Exercise goal: Wherever a line below holds the word "Kunze", copy that line.
--- start Available records ---
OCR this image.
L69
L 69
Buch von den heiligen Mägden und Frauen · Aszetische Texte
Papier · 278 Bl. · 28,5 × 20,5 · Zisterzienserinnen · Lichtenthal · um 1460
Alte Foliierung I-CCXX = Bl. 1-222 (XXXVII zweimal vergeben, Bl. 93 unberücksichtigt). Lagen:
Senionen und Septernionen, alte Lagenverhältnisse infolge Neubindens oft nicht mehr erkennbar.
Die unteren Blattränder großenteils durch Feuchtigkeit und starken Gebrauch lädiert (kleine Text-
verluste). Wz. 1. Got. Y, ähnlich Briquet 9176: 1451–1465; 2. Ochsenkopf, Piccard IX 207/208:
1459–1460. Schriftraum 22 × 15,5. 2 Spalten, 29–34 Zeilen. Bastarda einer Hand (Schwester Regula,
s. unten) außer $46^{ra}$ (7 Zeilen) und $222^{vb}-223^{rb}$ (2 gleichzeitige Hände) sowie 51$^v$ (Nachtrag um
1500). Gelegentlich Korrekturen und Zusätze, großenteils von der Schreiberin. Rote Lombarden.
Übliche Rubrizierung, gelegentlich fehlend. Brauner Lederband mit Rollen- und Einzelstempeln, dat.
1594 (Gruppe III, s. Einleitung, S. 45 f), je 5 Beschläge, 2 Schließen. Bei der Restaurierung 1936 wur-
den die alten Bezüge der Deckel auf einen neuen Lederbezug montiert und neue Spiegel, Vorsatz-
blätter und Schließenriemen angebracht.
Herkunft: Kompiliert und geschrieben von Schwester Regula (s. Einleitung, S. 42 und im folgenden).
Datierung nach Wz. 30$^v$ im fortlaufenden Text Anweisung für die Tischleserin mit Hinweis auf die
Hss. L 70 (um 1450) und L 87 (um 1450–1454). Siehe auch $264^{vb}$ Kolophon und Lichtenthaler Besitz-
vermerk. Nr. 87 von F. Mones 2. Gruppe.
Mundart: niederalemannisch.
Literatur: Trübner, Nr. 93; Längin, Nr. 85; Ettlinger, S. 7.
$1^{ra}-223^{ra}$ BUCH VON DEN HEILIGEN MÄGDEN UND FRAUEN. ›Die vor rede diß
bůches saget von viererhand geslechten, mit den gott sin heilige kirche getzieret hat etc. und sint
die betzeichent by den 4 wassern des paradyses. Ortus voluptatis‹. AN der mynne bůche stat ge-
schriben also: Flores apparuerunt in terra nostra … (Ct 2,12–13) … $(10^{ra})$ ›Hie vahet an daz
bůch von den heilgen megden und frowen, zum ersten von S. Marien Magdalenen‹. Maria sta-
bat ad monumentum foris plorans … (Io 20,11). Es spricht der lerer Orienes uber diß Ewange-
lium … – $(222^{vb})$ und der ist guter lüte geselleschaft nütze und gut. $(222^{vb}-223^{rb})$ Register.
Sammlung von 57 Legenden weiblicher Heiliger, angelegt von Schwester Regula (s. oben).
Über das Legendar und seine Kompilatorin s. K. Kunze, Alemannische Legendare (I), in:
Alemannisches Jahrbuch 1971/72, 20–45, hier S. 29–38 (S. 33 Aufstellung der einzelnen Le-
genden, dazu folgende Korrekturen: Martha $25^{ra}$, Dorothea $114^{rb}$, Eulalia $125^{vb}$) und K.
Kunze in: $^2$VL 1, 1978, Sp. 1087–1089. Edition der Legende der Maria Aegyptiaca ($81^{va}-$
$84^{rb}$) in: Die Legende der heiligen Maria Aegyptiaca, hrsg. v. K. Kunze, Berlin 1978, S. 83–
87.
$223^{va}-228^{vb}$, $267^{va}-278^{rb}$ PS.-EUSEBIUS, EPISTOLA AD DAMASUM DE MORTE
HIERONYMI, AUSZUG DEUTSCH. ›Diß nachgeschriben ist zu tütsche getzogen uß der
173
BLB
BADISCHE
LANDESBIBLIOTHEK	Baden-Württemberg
--- end Available records ---
Solution to this problem:
Über das Legendar und seine Kompilatorin s. K. Kunze, Alemannische Legendare (I), in:
Kunze in: $^2$VL 1, 1978, Sp. 1087–1089. Edition der Legende der Maria Aegyptiaca ($81^{va}-$
$84^{rb}$) in: Die Legende der heiligen Maria Aegyptiaca, hrsg. v. K. Kunze, Berlin 1978, S. 83–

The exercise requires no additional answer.